● **Material to process**
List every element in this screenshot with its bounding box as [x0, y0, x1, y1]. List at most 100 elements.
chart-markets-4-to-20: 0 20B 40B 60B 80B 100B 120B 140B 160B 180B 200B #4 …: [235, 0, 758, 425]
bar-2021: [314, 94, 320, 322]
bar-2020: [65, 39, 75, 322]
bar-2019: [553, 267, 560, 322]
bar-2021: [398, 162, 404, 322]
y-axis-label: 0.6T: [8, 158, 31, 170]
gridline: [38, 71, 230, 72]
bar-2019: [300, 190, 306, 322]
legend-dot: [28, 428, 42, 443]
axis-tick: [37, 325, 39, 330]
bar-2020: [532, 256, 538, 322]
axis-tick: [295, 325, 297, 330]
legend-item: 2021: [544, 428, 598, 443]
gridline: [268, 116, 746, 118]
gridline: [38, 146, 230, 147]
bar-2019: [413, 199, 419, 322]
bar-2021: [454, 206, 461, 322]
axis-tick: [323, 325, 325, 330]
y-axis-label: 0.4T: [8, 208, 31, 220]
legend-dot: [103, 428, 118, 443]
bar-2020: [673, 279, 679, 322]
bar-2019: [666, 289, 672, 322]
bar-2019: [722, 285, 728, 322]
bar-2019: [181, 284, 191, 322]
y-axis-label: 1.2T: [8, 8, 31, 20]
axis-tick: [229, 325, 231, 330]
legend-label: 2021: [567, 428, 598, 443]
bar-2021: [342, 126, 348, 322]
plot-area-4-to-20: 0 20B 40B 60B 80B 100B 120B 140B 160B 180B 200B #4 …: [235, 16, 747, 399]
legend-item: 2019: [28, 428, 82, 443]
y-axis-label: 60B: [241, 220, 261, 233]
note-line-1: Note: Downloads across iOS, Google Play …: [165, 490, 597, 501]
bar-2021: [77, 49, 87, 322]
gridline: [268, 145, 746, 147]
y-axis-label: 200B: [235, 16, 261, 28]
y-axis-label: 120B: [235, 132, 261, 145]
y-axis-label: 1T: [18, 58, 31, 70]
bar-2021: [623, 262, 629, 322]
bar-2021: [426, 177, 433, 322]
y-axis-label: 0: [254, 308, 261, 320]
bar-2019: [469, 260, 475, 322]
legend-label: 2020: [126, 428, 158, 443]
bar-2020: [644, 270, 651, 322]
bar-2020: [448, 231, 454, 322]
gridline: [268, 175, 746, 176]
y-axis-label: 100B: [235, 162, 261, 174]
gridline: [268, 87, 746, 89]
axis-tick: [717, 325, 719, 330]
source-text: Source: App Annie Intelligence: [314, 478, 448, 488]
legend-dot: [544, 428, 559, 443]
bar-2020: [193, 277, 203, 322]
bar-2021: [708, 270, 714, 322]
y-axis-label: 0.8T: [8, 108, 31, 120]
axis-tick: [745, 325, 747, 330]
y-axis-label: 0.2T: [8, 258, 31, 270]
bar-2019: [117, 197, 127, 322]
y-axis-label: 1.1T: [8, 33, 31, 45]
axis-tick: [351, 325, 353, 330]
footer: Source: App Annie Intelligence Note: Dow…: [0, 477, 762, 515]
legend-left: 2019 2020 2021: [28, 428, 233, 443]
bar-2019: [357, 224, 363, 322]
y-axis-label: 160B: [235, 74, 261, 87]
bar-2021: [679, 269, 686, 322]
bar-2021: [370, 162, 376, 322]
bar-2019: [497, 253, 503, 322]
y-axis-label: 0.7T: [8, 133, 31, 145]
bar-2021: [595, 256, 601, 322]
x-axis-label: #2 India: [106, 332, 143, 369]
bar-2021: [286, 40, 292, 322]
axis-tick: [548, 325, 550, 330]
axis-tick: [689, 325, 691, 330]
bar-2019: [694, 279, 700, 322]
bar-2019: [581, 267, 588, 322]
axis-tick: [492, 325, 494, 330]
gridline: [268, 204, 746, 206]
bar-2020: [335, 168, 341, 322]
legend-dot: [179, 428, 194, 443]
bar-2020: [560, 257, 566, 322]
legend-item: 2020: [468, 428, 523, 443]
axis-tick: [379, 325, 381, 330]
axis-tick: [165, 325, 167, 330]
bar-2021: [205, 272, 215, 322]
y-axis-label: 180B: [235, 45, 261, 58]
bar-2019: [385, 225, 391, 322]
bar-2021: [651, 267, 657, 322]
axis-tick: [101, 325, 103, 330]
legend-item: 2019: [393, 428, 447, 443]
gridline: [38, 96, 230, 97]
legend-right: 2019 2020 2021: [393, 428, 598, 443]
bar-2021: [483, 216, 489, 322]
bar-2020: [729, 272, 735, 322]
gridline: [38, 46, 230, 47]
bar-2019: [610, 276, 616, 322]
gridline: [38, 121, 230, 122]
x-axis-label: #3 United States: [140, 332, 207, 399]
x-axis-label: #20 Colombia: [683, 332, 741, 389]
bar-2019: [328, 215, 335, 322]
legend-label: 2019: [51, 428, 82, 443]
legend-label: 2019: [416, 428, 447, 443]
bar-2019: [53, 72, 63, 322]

● **Goal of the exercise**
Reproduce all the lines above, substituting "grid-line" for every occurrence of "gridline" and leaving everything else unchanged.

● **The completed task**
List every element in this screenshot with its bounding box as [x0, y0, x1, y1]. List at most 100 elements.
chart-markets-4-to-20: 0 20B 40B 60B 80B 100B 120B 140B 160B 180B 200B #4 …: [235, 0, 758, 425]
bar-2021: [314, 94, 320, 322]
bar-2020: [65, 39, 75, 322]
bar-2019: [553, 267, 560, 322]
bar-2021: [398, 162, 404, 322]
y-axis-label: 0.6T: [8, 158, 31, 170]
grid-line: [38, 71, 230, 72]
bar-2019: [300, 190, 306, 322]
legend-dot: [28, 428, 42, 443]
axis-tick: [37, 325, 39, 330]
bar-2020: [532, 256, 538, 322]
axis-tick: [295, 325, 297, 330]
legend-item: 2021: [544, 428, 598, 443]
grid-line: [268, 116, 746, 118]
grid-line: [38, 146, 230, 147]
bar-2019: [413, 199, 419, 322]
bar-2021: [454, 206, 461, 322]
axis-tick: [323, 325, 325, 330]
y-axis-label: 0.4T: [8, 208, 31, 220]
legend-dot: [103, 428, 118, 443]
bar-2020: [673, 279, 679, 322]
bar-2019: [666, 289, 672, 322]
bar-2019: [722, 285, 728, 322]
bar-2019: [181, 284, 191, 322]
y-axis-label: 1.2T: [8, 8, 31, 20]
axis-tick: [229, 325, 231, 330]
legend-label: 2021: [567, 428, 598, 443]
bar-2021: [342, 126, 348, 322]
plot-area-4-to-20: 0 20B 40B 60B 80B 100B 120B 140B 160B 180B 200B #4 …: [235, 16, 747, 399]
legend-item: 2019: [28, 428, 82, 443]
y-axis-label: 60B: [241, 220, 261, 233]
note-line-1: Note: Downloads across iOS, Google Play …: [165, 490, 597, 501]
bar-2021: [77, 49, 87, 322]
grid-line: [268, 145, 746, 147]
y-axis-label: 200B: [235, 16, 261, 28]
y-axis-label: 120B: [235, 132, 261, 145]
y-axis-label: 1T: [18, 58, 31, 70]
bar-2021: [623, 262, 629, 322]
bar-2021: [426, 177, 433, 322]
y-axis-label: 0: [254, 308, 261, 320]
bar-2019: [469, 260, 475, 322]
legend-label: 2020: [126, 428, 158, 443]
bar-2020: [644, 270, 651, 322]
bar-2020: [448, 231, 454, 322]
grid-line: [268, 175, 746, 176]
y-axis-label: 100B: [235, 162, 261, 174]
grid-line: [268, 87, 746, 89]
axis-tick: [717, 325, 719, 330]
source-text: Source: App Annie Intelligence: [314, 478, 448, 488]
legend-dot: [544, 428, 559, 443]
bar-2020: [193, 277, 203, 322]
bar-2021: [708, 270, 714, 322]
y-axis-label: 0.8T: [8, 108, 31, 120]
axis-tick: [745, 325, 747, 330]
y-axis-label: 0.2T: [8, 258, 31, 270]
bar-2019: [117, 197, 127, 322]
y-axis-label: 1.1T: [8, 33, 31, 45]
axis-tick: [351, 325, 353, 330]
footer: Source: App Annie Intelligence Note: Dow…: [0, 477, 762, 515]
legend-left: 2019 2020 2021: [28, 428, 233, 443]
bar-2019: [357, 224, 363, 322]
y-axis-label: 160B: [235, 74, 261, 87]
bar-2021: [679, 269, 686, 322]
bar-2021: [370, 162, 376, 322]
bar-2019: [497, 253, 503, 322]
y-axis-label: 0.7T: [8, 133, 31, 145]
bar-2021: [595, 256, 601, 322]
x-axis-label: #2 India: [106, 332, 143, 369]
bar-2021: [286, 40, 292, 322]
axis-tick: [548, 325, 550, 330]
axis-tick: [689, 325, 691, 330]
bar-2019: [694, 279, 700, 322]
bar-2019: [581, 267, 588, 322]
axis-tick: [492, 325, 494, 330]
grid-line: [268, 204, 746, 206]
bar-2020: [335, 168, 341, 322]
legend-dot: [179, 428, 194, 443]
bar-2020: [560, 257, 566, 322]
legend-item: 2020: [468, 428, 523, 443]
axis-tick: [379, 325, 381, 330]
axis-tick: [165, 325, 167, 330]
bar-2021: [205, 272, 215, 322]
y-axis-label: 180B: [235, 45, 261, 58]
bar-2019: [385, 225, 391, 322]
bar-2021: [651, 267, 657, 322]
axis-tick: [101, 325, 103, 330]
legend-item: 2019: [393, 428, 447, 443]
grid-line: [38, 96, 230, 97]
legend-right: 2019 2020 2021: [393, 428, 598, 443]
bar-2021: [483, 216, 489, 322]
bar-2020: [729, 272, 735, 322]
grid-line: [38, 46, 230, 47]
bar-2019: [610, 276, 616, 322]
grid-line: [38, 121, 230, 122]
x-axis-label: #3 United States: [140, 332, 207, 399]
x-axis-label: #20 Colombia: [683, 332, 741, 389]
bar-2019: [328, 215, 335, 322]
legend-label: 2019: [51, 428, 82, 443]
legend-label: 2019: [416, 428, 447, 443]
bar-2019: [53, 72, 63, 322]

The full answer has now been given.